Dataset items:

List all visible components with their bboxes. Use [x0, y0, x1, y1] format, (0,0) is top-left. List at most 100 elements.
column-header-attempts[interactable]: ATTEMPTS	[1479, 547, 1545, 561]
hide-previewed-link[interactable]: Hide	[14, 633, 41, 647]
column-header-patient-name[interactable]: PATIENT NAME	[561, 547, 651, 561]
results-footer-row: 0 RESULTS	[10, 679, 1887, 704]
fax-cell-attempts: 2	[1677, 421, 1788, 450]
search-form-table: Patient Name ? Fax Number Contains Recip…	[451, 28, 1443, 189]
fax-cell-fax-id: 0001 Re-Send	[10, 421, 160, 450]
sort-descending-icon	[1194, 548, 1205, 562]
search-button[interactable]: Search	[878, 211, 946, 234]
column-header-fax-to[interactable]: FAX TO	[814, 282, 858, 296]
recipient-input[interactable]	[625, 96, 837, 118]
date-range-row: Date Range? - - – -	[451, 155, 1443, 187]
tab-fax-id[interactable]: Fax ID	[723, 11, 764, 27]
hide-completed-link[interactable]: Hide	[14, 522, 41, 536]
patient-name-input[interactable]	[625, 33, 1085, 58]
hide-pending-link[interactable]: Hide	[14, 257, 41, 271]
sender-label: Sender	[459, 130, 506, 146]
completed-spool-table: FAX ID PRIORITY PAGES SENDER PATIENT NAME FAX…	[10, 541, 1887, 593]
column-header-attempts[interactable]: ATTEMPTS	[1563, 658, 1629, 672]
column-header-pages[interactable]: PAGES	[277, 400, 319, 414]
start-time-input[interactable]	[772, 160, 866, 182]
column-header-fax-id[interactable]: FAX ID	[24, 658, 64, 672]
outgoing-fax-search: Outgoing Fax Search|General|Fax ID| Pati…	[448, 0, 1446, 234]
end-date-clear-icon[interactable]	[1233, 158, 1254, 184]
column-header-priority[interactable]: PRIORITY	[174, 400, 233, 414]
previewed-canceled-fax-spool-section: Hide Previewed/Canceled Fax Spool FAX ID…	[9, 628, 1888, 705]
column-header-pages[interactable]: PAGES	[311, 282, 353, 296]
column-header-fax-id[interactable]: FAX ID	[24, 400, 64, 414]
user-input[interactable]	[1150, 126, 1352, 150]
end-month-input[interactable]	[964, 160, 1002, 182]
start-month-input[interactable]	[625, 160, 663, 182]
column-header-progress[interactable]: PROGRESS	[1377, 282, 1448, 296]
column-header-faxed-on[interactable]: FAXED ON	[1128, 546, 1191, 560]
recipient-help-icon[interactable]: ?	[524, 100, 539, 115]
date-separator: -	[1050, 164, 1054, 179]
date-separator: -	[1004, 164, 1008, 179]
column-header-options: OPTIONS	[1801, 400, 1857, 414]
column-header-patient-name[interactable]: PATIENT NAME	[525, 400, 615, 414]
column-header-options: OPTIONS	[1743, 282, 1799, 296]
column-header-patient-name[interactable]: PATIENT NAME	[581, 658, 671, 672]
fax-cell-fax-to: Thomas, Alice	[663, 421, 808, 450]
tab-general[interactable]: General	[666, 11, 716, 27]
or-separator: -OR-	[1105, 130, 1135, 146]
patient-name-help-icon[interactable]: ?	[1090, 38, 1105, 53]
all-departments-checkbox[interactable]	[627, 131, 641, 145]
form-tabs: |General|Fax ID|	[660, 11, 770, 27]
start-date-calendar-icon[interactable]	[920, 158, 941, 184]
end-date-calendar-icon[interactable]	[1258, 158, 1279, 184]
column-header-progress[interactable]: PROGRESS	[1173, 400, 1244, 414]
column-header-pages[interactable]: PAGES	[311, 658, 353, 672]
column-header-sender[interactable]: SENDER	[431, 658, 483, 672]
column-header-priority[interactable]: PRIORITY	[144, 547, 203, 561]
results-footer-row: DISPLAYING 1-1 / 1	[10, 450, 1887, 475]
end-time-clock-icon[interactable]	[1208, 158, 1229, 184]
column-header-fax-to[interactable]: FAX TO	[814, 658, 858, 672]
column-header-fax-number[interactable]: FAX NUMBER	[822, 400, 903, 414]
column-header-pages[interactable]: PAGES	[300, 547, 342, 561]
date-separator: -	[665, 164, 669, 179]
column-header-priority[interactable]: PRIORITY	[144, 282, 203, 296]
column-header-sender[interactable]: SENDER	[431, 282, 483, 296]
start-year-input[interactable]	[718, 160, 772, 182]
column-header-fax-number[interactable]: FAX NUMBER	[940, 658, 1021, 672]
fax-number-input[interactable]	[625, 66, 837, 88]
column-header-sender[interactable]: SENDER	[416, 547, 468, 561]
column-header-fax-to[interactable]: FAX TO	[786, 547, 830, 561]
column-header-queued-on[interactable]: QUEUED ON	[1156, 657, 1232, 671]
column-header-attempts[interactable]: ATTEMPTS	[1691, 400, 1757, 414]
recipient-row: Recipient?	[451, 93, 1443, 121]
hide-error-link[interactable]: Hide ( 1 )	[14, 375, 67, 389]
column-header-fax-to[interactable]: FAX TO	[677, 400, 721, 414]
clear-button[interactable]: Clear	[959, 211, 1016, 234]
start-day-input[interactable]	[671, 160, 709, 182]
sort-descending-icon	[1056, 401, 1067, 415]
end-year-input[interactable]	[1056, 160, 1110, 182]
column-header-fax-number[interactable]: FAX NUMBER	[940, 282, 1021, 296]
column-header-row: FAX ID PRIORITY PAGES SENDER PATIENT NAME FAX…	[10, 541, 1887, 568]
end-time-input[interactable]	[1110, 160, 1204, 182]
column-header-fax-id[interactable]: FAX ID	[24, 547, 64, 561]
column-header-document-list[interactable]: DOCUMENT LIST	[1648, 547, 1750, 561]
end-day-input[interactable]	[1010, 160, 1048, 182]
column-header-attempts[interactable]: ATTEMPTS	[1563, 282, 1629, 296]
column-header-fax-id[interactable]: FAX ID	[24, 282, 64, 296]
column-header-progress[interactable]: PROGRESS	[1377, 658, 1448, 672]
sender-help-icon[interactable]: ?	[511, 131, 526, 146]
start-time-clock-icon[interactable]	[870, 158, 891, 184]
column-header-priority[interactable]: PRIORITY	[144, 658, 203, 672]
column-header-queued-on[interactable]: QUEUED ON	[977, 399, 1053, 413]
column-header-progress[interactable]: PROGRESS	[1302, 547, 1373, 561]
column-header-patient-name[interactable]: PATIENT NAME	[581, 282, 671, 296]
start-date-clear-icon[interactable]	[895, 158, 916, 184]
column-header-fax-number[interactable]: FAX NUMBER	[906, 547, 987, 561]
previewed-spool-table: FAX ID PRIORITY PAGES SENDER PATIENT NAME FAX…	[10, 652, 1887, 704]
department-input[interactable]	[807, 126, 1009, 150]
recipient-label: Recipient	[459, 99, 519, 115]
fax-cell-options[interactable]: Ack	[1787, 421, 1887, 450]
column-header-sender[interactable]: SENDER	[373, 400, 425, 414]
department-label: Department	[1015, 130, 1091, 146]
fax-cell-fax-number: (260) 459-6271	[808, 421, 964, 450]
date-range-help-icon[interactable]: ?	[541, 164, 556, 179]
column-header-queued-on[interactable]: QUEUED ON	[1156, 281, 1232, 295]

GIVEN EXERCISE
Copy every line of the records above verbatim, with no changes.

RESPONSE
List all visible components with their bboxes. Use [x0, y0, x1, y1] format, (0,0) is top-left. List at most 100 elements.
column-header-attempts[interactable]: ATTEMPTS	[1479, 547, 1545, 561]
hide-previewed-link[interactable]: Hide	[14, 633, 41, 647]
column-header-patient-name[interactable]: PATIENT NAME	[561, 547, 651, 561]
results-footer-row: 0 RESULTS	[10, 679, 1887, 704]
fax-cell-attempts: 2	[1677, 421, 1788, 450]
search-form-table: Patient Name ? Fax Number Contains Recip…	[451, 28, 1443, 189]
fax-cell-fax-id: 0001 Re-Send	[10, 421, 160, 450]
sort-descending-icon	[1194, 548, 1205, 562]
search-button[interactable]: Search	[878, 211, 946, 234]
column-header-fax-to[interactable]: FAX TO	[814, 282, 858, 296]
recipient-input[interactable]	[625, 96, 837, 118]
date-range-row: Date Range? - - – -	[451, 155, 1443, 187]
tab-fax-id[interactable]: Fax ID	[723, 11, 764, 27]
hide-completed-link[interactable]: Hide	[14, 522, 41, 536]
patient-name-input[interactable]	[625, 33, 1085, 58]
hide-pending-link[interactable]: Hide	[14, 257, 41, 271]
sender-label: Sender	[459, 130, 506, 146]
completed-spool-table: FAX ID PRIORITY PAGES SENDER PATIENT NAME FAX…	[10, 541, 1887, 593]
column-header-attempts[interactable]: ATTEMPTS	[1563, 658, 1629, 672]
column-header-pages[interactable]: PAGES	[277, 400, 319, 414]
start-time-input[interactable]	[772, 160, 866, 182]
column-header-fax-id[interactable]: FAX ID	[24, 658, 64, 672]
outgoing-fax-search: Outgoing Fax Search|General|Fax ID| Pati…	[448, 0, 1446, 234]
end-date-clear-icon[interactable]	[1233, 158, 1254, 184]
column-header-priority[interactable]: PRIORITY	[174, 400, 233, 414]
previewed-canceled-fax-spool-section: Hide Previewed/Canceled Fax Spool FAX ID…	[9, 628, 1888, 705]
column-header-pages[interactable]: PAGES	[311, 282, 353, 296]
column-header-fax-id[interactable]: FAX ID	[24, 400, 64, 414]
user-input[interactable]	[1150, 126, 1352, 150]
end-month-input[interactable]	[964, 160, 1002, 182]
start-month-input[interactable]	[625, 160, 663, 182]
column-header-progress[interactable]: PROGRESS	[1377, 282, 1448, 296]
column-header-faxed-on[interactable]: FAXED ON	[1128, 546, 1191, 560]
recipient-help-icon[interactable]: ?	[524, 100, 539, 115]
date-separator: -	[1050, 164, 1054, 179]
date-separator: -	[1004, 164, 1008, 179]
column-header-options: OPTIONS	[1801, 400, 1857, 414]
column-header-patient-name[interactable]: PATIENT NAME	[525, 400, 615, 414]
column-header-options: OPTIONS	[1743, 282, 1799, 296]
column-header-patient-name[interactable]: PATIENT NAME	[581, 658, 671, 672]
fax-cell-fax-to: Thomas, Alice	[663, 421, 808, 450]
tab-general[interactable]: General	[666, 11, 716, 27]
or-separator: -OR-	[1105, 130, 1135, 146]
patient-name-help-icon[interactable]: ?	[1090, 38, 1105, 53]
all-departments-checkbox[interactable]	[627, 131, 641, 145]
form-tabs: |General|Fax ID|	[660, 11, 770, 27]
start-date-calendar-icon[interactable]	[920, 158, 941, 184]
end-date-calendar-icon[interactable]	[1258, 158, 1279, 184]
column-header-progress[interactable]: PROGRESS	[1173, 400, 1244, 414]
column-header-pages[interactable]: PAGES	[311, 658, 353, 672]
column-header-sender[interactable]: SENDER	[431, 658, 483, 672]
column-header-priority[interactable]: PRIORITY	[144, 547, 203, 561]
results-footer-row: DISPLAYING 1-1 / 1	[10, 450, 1887, 475]
end-time-clock-icon[interactable]	[1208, 158, 1229, 184]
column-header-fax-to[interactable]: FAX TO	[814, 658, 858, 672]
column-header-fax-number[interactable]: FAX NUMBER	[822, 400, 903, 414]
column-header-pages[interactable]: PAGES	[300, 547, 342, 561]
date-separator: -	[665, 164, 669, 179]
column-header-priority[interactable]: PRIORITY	[144, 282, 203, 296]
column-header-sender[interactable]: SENDER	[431, 282, 483, 296]
start-year-input[interactable]	[718, 160, 772, 182]
column-header-fax-number[interactable]: FAX NUMBER	[940, 658, 1021, 672]
fax-number-input[interactable]	[625, 66, 837, 88]
column-header-sender[interactable]: SENDER	[416, 547, 468, 561]
column-header-fax-to[interactable]: FAX TO	[786, 547, 830, 561]
column-header-queued-on[interactable]: QUEUED ON	[1156, 657, 1232, 671]
column-header-attempts[interactable]: ATTEMPTS	[1691, 400, 1757, 414]
recipient-row: Recipient?	[451, 93, 1443, 121]
hide-error-link[interactable]: Hide ( 1 )	[14, 375, 67, 389]
column-header-fax-to[interactable]: FAX TO	[677, 400, 721, 414]
clear-button[interactable]: Clear	[959, 211, 1016, 234]
start-day-input[interactable]	[671, 160, 709, 182]
sort-descending-icon	[1056, 401, 1067, 415]
end-year-input[interactable]	[1056, 160, 1110, 182]
column-header-fax-number[interactable]: FAX NUMBER	[940, 282, 1021, 296]
column-header-row: FAX ID PRIORITY PAGES SENDER PATIENT NAME FAX…	[10, 541, 1887, 568]
end-time-input[interactable]	[1110, 160, 1204, 182]
column-header-fax-id[interactable]: FAX ID	[24, 547, 64, 561]
column-header-document-list[interactable]: DOCUMENT LIST	[1648, 547, 1750, 561]
end-day-input[interactable]	[1010, 160, 1048, 182]
column-header-attempts[interactable]: ATTEMPTS	[1563, 282, 1629, 296]
column-header-fax-id[interactable]: FAX ID	[24, 282, 64, 296]
column-header-progress[interactable]: PROGRESS	[1377, 658, 1448, 672]
sender-help-icon[interactable]: ?	[511, 131, 526, 146]
start-time-clock-icon[interactable]	[870, 158, 891, 184]
column-header-priority[interactable]: PRIORITY	[144, 658, 203, 672]
column-header-queued-on[interactable]: QUEUED ON	[977, 399, 1053, 413]
column-header-progress[interactable]: PROGRESS	[1302, 547, 1373, 561]
column-header-patient-name[interactable]: PATIENT NAME	[581, 282, 671, 296]
start-date-clear-icon[interactable]	[895, 158, 916, 184]
column-header-fax-number[interactable]: FAX NUMBER	[906, 547, 987, 561]
previewed-spool-table: FAX ID PRIORITY PAGES SENDER PATIENT NAME FAX…	[10, 652, 1887, 704]
department-input[interactable]	[807, 126, 1009, 150]
recipient-label: Recipient	[459, 99, 519, 115]
fax-cell-options[interactable]: Ack	[1787, 421, 1887, 450]
column-header-sender[interactable]: SENDER	[373, 400, 425, 414]
department-label: Department	[1015, 130, 1091, 146]
fax-cell-fax-number: (260) 459-6271	[808, 421, 964, 450]
date-range-help-icon[interactable]: ?	[541, 164, 556, 179]
column-header-queued-on[interactable]: QUEUED ON	[1156, 281, 1232, 295]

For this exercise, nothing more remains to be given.